▸ WORK TO DO:
Read the records and gather each line that includes "document".
** Begin ENTRIES **
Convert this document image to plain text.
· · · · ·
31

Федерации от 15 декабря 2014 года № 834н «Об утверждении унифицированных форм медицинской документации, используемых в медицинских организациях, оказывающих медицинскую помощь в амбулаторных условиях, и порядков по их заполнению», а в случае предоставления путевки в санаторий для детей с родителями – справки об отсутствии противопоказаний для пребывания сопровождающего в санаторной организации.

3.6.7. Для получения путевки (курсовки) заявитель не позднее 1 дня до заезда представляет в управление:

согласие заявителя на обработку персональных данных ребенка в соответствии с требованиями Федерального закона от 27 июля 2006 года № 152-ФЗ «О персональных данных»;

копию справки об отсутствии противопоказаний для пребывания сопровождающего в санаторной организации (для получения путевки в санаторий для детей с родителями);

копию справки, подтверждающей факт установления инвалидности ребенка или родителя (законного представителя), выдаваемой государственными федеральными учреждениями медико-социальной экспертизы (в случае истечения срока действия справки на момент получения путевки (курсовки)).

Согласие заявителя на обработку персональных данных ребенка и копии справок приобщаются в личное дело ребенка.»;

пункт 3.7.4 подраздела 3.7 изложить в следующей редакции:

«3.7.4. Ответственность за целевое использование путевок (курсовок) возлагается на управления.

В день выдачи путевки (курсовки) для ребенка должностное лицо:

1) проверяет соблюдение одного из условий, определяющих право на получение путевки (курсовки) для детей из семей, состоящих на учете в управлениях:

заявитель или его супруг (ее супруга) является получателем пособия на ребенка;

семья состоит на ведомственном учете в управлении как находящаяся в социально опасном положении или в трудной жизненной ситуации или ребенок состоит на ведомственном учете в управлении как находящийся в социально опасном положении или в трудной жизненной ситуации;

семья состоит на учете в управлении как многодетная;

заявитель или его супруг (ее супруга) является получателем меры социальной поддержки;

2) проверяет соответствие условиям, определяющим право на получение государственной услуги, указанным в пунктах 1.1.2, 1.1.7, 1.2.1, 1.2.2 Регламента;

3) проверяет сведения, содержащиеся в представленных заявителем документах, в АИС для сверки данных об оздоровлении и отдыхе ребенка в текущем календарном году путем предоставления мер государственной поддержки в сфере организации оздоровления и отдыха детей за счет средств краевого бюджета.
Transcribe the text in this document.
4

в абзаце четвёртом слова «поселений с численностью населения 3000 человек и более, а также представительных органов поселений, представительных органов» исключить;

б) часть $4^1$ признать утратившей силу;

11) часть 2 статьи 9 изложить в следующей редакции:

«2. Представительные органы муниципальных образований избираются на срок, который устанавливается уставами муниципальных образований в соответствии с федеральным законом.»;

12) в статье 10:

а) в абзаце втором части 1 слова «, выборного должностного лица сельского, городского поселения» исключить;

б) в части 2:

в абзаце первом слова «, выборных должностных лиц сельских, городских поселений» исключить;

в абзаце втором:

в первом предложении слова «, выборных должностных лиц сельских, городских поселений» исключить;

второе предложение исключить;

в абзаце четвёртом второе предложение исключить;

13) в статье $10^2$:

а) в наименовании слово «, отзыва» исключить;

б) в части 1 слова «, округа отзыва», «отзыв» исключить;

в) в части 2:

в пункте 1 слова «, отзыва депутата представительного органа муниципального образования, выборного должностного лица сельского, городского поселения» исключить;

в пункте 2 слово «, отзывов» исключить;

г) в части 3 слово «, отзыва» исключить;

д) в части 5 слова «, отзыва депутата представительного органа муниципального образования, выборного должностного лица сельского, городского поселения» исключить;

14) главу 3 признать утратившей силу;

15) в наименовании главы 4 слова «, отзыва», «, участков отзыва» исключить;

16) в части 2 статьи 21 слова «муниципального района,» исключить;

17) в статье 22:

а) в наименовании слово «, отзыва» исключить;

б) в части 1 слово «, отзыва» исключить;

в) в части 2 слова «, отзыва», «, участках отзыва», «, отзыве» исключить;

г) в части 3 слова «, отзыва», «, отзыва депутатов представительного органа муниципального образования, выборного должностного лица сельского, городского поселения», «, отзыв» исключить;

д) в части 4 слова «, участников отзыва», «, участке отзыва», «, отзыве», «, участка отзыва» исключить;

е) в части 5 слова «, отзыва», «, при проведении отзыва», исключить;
** End ENTRIES **
▸ FULL ANSWER:
Convert this document image to plain text.
Transcribe the text in this document.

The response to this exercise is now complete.